### Given task
Could you reproduce all of the data below line for line, with the pictures left out?

:: Exercise material ::

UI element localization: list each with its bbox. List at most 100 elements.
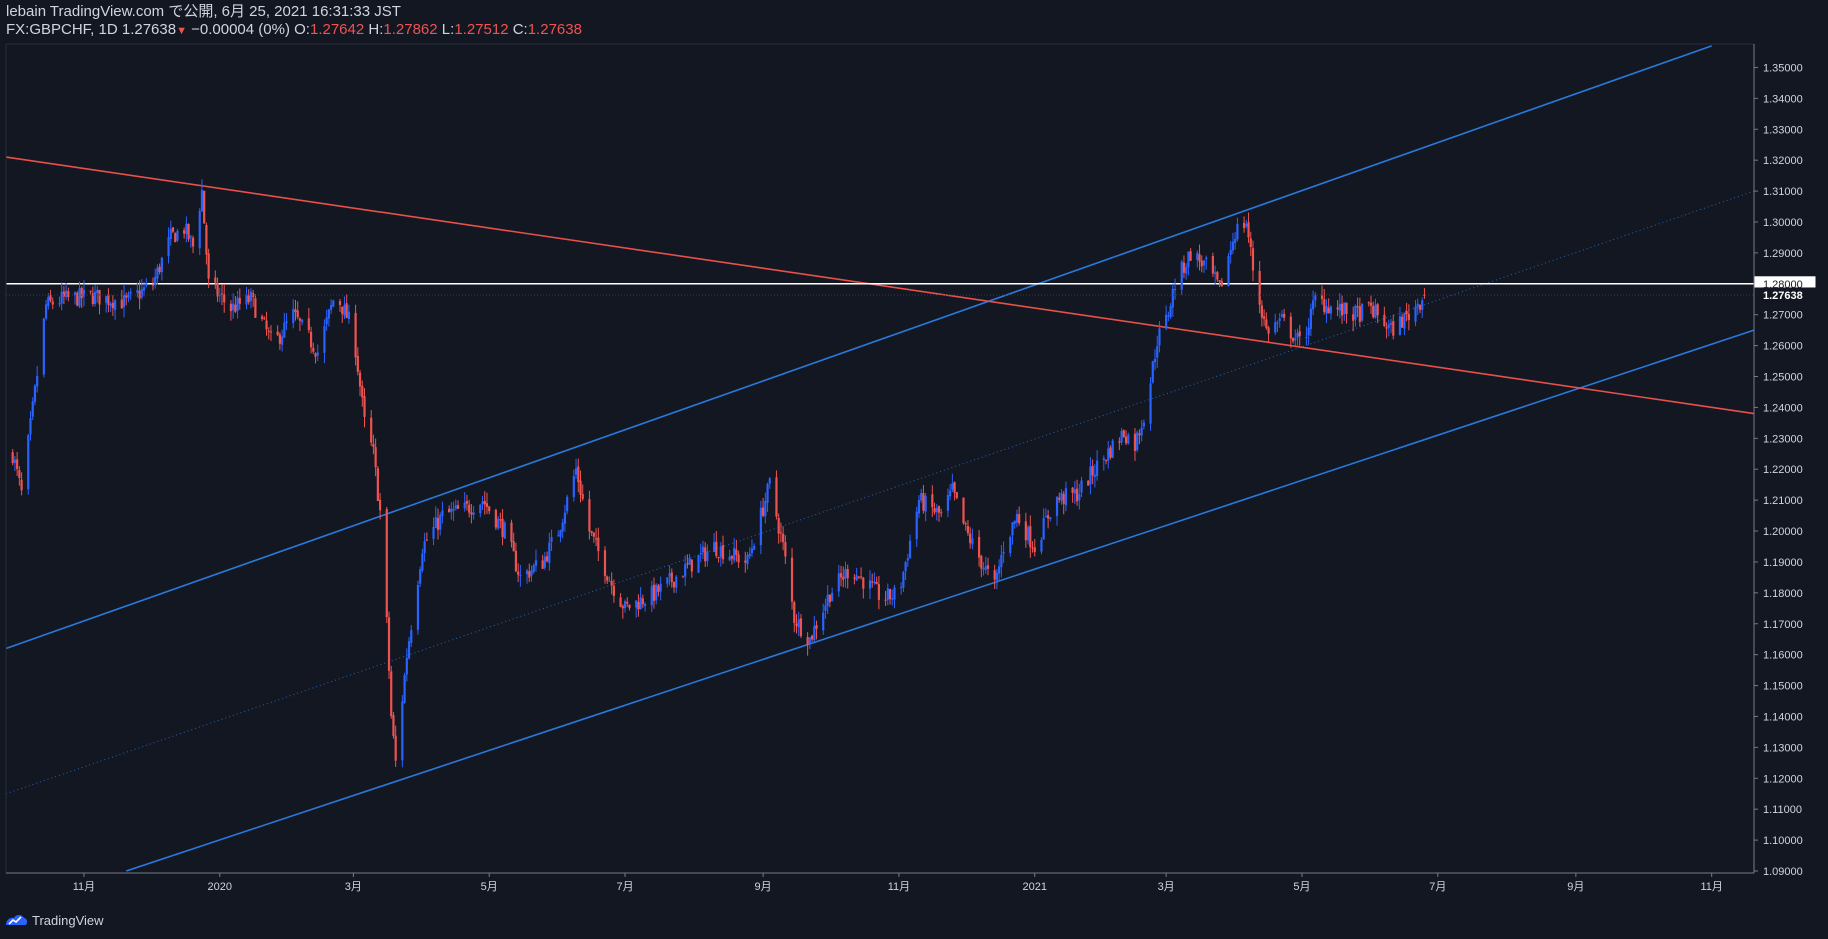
candle bbox=[1153, 349, 1157, 371]
candle bbox=[183, 227, 186, 239]
candle bbox=[721, 535, 725, 564]
candle bbox=[114, 299, 117, 320]
candle bbox=[1200, 255, 1203, 273]
time-axis[interactable]: 11月 2020 3月 5月 7月 9月 11月 2021 3月 5月 7月 9月 11月 bbox=[73, 873, 1723, 893]
candle bbox=[263, 316, 266, 321]
candle bbox=[690, 559, 693, 578]
candle bbox=[465, 494, 469, 511]
candle bbox=[387, 611, 391, 679]
candle bbox=[643, 602, 647, 612]
time-tick-label: 3月 bbox=[345, 881, 362, 893]
candle bbox=[93, 284, 97, 307]
candle bbox=[1127, 432, 1130, 445]
symbol-label[interactable]: FX:GBPCHF, 1D 1.27638 bbox=[6, 21, 177, 38]
candle bbox=[247, 289, 250, 305]
candle bbox=[494, 508, 497, 531]
candle bbox=[728, 549, 731, 562]
candle bbox=[1305, 326, 1308, 346]
candle bbox=[713, 533, 716, 553]
candle bbox=[343, 296, 346, 320]
candle bbox=[11, 449, 14, 466]
candle bbox=[1047, 509, 1050, 529]
candle bbox=[1267, 325, 1270, 342]
candle bbox=[223, 284, 226, 313]
candle bbox=[873, 572, 876, 585]
candle bbox=[1338, 293, 1341, 319]
candle bbox=[628, 604, 631, 611]
resistance-line[interactable] bbox=[5, 156, 1755, 415]
candle bbox=[891, 589, 894, 606]
candle bbox=[278, 332, 281, 351]
candle bbox=[1013, 520, 1016, 529]
candle bbox=[592, 532, 595, 543]
candle bbox=[846, 564, 849, 589]
price-tick-label: 1.17000 bbox=[1763, 619, 1803, 631]
candle bbox=[1356, 297, 1359, 318]
candle bbox=[47, 293, 50, 310]
candle bbox=[307, 308, 310, 334]
candle bbox=[1049, 517, 1052, 522]
candle bbox=[761, 497, 765, 518]
candle bbox=[969, 527, 972, 549]
candle bbox=[472, 505, 475, 520]
price-axis[interactable]: 1.35000 1.34000 1.33000 1.32000 1.31000 1.300… bbox=[1754, 62, 1803, 878]
candle bbox=[370, 410, 373, 447]
candle bbox=[590, 530, 593, 536]
candle bbox=[904, 560, 907, 581]
candle bbox=[18, 466, 21, 486]
candle bbox=[962, 497, 965, 525]
candle bbox=[810, 634, 814, 642]
candle bbox=[301, 318, 304, 326]
channel-upper-line[interactable] bbox=[5, 45, 1712, 650]
candle bbox=[559, 529, 562, 543]
candle bbox=[753, 543, 756, 551]
candle bbox=[799, 614, 803, 639]
price-tick-label: 1.23000 bbox=[1763, 433, 1803, 445]
candle bbox=[982, 562, 985, 576]
low-label: L: bbox=[441, 21, 455, 38]
candle bbox=[900, 582, 903, 595]
candle bbox=[1376, 302, 1379, 324]
candle bbox=[394, 725, 397, 767]
chart-frame bbox=[5, 43, 1755, 874]
candle bbox=[1336, 300, 1339, 317]
candle bbox=[31, 397, 34, 421]
price-tick-label: 1.09000 bbox=[1763, 866, 1803, 878]
tradingview-footer[interactable]: TradingView bbox=[4, 910, 104, 930]
candle bbox=[1133, 428, 1137, 461]
candle bbox=[140, 279, 143, 300]
candle bbox=[1173, 278, 1177, 300]
candle bbox=[1354, 304, 1357, 327]
price-tick-label: 1.30000 bbox=[1763, 217, 1803, 229]
candle bbox=[623, 599, 627, 613]
candle bbox=[80, 286, 83, 309]
price-tick-label: 1.16000 bbox=[1763, 650, 1803, 662]
candle bbox=[198, 208, 201, 256]
candle bbox=[826, 585, 829, 615]
channel-mid-line[interactable] bbox=[5, 190, 1755, 795]
candle bbox=[488, 505, 491, 515]
candle bbox=[931, 485, 934, 517]
candle bbox=[276, 325, 279, 337]
candle bbox=[189, 234, 192, 248]
candle bbox=[338, 298, 342, 312]
candle bbox=[1002, 541, 1005, 563]
candle bbox=[1156, 335, 1159, 368]
candle bbox=[1340, 295, 1344, 324]
candle bbox=[715, 531, 718, 559]
candle bbox=[877, 575, 880, 610]
channel-lower-line[interactable] bbox=[125, 329, 1755, 872]
chart-header: lebain TradingView.com で公開, 6月 25, 2021 … bbox=[6, 3, 582, 40]
candle bbox=[1087, 479, 1090, 486]
candle bbox=[456, 500, 460, 510]
candle bbox=[176, 228, 179, 242]
candle bbox=[1231, 232, 1235, 255]
candle bbox=[356, 347, 359, 376]
candle bbox=[666, 577, 669, 588]
candle bbox=[621, 604, 624, 619]
candle bbox=[853, 574, 856, 585]
candle bbox=[746, 552, 749, 570]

:::

### Solution to the exercise
UI element localization: list each with its bbox. List at most 100 elements.
candle bbox=[1153, 349, 1157, 371]
candle bbox=[183, 227, 186, 239]
candle bbox=[721, 535, 725, 564]
candle bbox=[114, 299, 117, 320]
candle bbox=[1200, 255, 1203, 273]
time-axis[interactable]: 11月 2020 3月 5月 7月 9月 11月 2021 3月 5月 7月 9月 11月 bbox=[73, 873, 1723, 893]
candle bbox=[263, 316, 266, 321]
candle bbox=[690, 559, 693, 578]
candle bbox=[465, 494, 469, 511]
candle bbox=[387, 611, 391, 679]
candle bbox=[643, 602, 647, 612]
time-tick-label: 3月 bbox=[345, 881, 362, 893]
candle bbox=[93, 284, 97, 307]
candle bbox=[1127, 432, 1130, 445]
symbol-label[interactable]: FX:GBPCHF, 1D 1.27638 bbox=[6, 21, 177, 38]
candle bbox=[247, 289, 250, 305]
candle bbox=[494, 508, 497, 531]
candle bbox=[728, 549, 731, 562]
candle bbox=[1305, 326, 1308, 346]
candle bbox=[713, 533, 716, 553]
candle bbox=[343, 296, 346, 320]
candle bbox=[11, 449, 14, 466]
candle bbox=[1047, 509, 1050, 529]
candle bbox=[1267, 325, 1270, 342]
candle bbox=[223, 284, 226, 313]
candle bbox=[873, 572, 876, 585]
candle bbox=[1338, 293, 1341, 319]
candle bbox=[628, 604, 631, 611]
resistance-line[interactable] bbox=[5, 156, 1755, 415]
candle bbox=[891, 589, 894, 606]
candle bbox=[278, 332, 281, 351]
candle bbox=[1013, 520, 1016, 529]
candle bbox=[592, 532, 595, 543]
candle bbox=[846, 564, 849, 589]
price-tick-label: 1.17000 bbox=[1763, 619, 1803, 631]
candle bbox=[1356, 297, 1359, 318]
candle bbox=[47, 293, 50, 310]
candle bbox=[307, 308, 310, 334]
candle bbox=[1049, 517, 1052, 522]
candle bbox=[761, 497, 765, 518]
candle bbox=[969, 527, 972, 549]
candle bbox=[472, 505, 475, 520]
price-axis[interactable]: 1.35000 1.34000 1.33000 1.32000 1.31000 1.300… bbox=[1754, 62, 1803, 878]
candle bbox=[370, 410, 373, 447]
candle bbox=[590, 530, 593, 536]
candle bbox=[904, 560, 907, 581]
candle bbox=[18, 466, 21, 486]
candle bbox=[962, 497, 965, 525]
candle bbox=[810, 634, 814, 642]
candle bbox=[301, 318, 304, 326]
channel-upper-line[interactable] bbox=[5, 45, 1712, 650]
candle bbox=[559, 529, 562, 543]
candle bbox=[753, 543, 756, 551]
candle bbox=[799, 614, 803, 639]
price-tick-label: 1.23000 bbox=[1763, 433, 1803, 445]
candle bbox=[982, 562, 985, 576]
low-label: L: bbox=[441, 21, 455, 38]
candle bbox=[900, 582, 903, 595]
candle bbox=[1376, 302, 1379, 324]
candle bbox=[394, 725, 397, 767]
chart-frame bbox=[5, 43, 1755, 874]
candle bbox=[1336, 300, 1339, 317]
candle bbox=[31, 397, 34, 421]
price-tick-label: 1.09000 bbox=[1763, 866, 1803, 878]
tradingview-footer[interactable]: TradingView bbox=[4, 910, 104, 930]
candle bbox=[1133, 428, 1137, 461]
candle bbox=[140, 279, 143, 300]
candle bbox=[1173, 278, 1177, 300]
candle bbox=[1354, 304, 1357, 327]
price-tick-label: 1.30000 bbox=[1763, 217, 1803, 229]
candle bbox=[623, 599, 627, 613]
candle bbox=[80, 286, 83, 309]
price-tick-label: 1.16000 bbox=[1763, 650, 1803, 662]
candle bbox=[198, 208, 201, 256]
candle bbox=[826, 585, 829, 615]
channel-mid-line[interactable] bbox=[5, 190, 1755, 795]
candle bbox=[488, 505, 491, 515]
candle bbox=[931, 485, 934, 517]
candle bbox=[276, 325, 279, 337]
candle bbox=[189, 234, 192, 248]
candle bbox=[338, 298, 342, 312]
candle bbox=[1002, 541, 1005, 563]
candle bbox=[1156, 335, 1159, 368]
candle bbox=[1340, 295, 1344, 324]
candle bbox=[715, 531, 718, 559]
candle bbox=[877, 575, 880, 610]
channel-lower-line[interactable] bbox=[125, 329, 1755, 872]
chart-header: lebain TradingView.com で公開, 6月 25, 2021 … bbox=[6, 3, 582, 40]
candle bbox=[1087, 479, 1090, 486]
candle bbox=[456, 500, 460, 510]
candle bbox=[176, 228, 179, 242]
candle bbox=[1231, 232, 1235, 255]
candle bbox=[356, 347, 359, 376]
candle bbox=[666, 577, 669, 588]
candle bbox=[621, 604, 624, 619]
candle bbox=[853, 574, 856, 585]
candle bbox=[746, 552, 749, 570]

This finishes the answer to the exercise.